What the exercise asks => The data below must be copied in full and without any change.
--------------------------------
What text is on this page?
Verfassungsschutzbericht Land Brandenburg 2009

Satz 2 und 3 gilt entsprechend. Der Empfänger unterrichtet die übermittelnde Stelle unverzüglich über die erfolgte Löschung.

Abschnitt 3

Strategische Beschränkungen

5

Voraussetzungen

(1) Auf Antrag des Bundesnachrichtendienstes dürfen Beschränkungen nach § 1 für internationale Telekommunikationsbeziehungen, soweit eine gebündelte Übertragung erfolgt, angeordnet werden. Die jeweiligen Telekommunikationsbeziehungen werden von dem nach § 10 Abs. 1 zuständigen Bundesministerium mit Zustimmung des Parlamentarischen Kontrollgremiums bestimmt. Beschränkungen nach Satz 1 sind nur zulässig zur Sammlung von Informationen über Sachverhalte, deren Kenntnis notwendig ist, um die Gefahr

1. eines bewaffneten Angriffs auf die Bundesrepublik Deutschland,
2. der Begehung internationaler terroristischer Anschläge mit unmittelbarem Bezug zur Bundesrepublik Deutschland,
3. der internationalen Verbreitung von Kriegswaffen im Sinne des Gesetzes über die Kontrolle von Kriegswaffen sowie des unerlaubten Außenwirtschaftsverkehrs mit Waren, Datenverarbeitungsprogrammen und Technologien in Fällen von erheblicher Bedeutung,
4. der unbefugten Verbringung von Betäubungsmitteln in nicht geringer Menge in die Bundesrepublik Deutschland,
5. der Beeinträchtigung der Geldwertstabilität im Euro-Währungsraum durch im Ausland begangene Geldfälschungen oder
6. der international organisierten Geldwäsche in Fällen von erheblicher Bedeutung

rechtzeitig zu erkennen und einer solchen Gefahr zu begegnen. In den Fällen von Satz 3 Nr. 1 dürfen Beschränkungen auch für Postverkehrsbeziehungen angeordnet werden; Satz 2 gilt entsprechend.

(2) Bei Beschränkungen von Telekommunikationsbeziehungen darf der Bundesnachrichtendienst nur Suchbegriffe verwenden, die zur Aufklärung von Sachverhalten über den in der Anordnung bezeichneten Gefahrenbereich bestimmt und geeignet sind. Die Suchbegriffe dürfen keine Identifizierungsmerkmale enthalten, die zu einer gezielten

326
--------------------------------
Answer for the task =>
What text is on this page?
Verfassungsschutzbericht Land Brandenburg 2009

Satz 2 und 3 gilt entsprechend. Der Empfänger unterrichtet die übermittelnde Stelle unverzüglich über die erfolgte Löschung.

Abschnitt 3

Strategische Beschränkungen

5

Voraussetzungen

(1) Auf Antrag des Bundesnachrichtendienstes dürfen Beschränkungen nach § 1 für internationale Telekommunikationsbeziehungen, soweit eine gebündelte Übertragung erfolgt, angeordnet werden. Die jeweiligen Telekommunikationsbeziehungen werden von dem nach § 10 Abs. 1 zuständigen Bundesministerium mit Zustimmung des Parlamentarischen Kontrollgremiums bestimmt. Beschränkungen nach Satz 1 sind nur zulässig zur Sammlung von Informationen über Sachverhalte, deren Kenntnis notwendig ist, um die Gefahr

1. eines bewaffneten Angriffs auf die Bundesrepublik Deutschland,
2. der Begehung internationaler terroristischer Anschläge mit unmittelbarem Bezug zur Bundesrepublik Deutschland,
3. der internationalen Verbreitung von Kriegswaffen im Sinne des Gesetzes über die Kontrolle von Kriegswaffen sowie des unerlaubten Außenwirtschaftsverkehrs mit Waren, Datenverarbeitungsprogrammen und Technologien in Fällen von erheblicher Bedeutung,
4. der unbefugten Verbringung von Betäubungsmitteln in nicht geringer Menge in die Bundesrepublik Deutschland,
5. der Beeinträchtigung der Geldwertstabilität im Euro-Währungsraum durch im Ausland begangene Geldfälschungen oder
6. der international organisierten Geldwäsche in Fällen von erheblicher Bedeutung

rechtzeitig zu erkennen und einer solchen Gefahr zu begegnen. In den Fällen von Satz 3 Nr. 1 dürfen Beschränkungen auch für Postverkehrsbeziehungen angeordnet werden; Satz 2 gilt entsprechend.

(2) Bei Beschränkungen von Telekommunikationsbeziehungen darf der Bundesnachrichtendienst nur Suchbegriffe verwenden, die zur Aufklärung von Sachverhalten über den in der Anordnung bezeichneten Gefahrenbereich bestimmt und geeignet sind. Die Suchbegriffe dürfen keine Identifizierungsmerkmale enthalten, die zu einer gezielten

326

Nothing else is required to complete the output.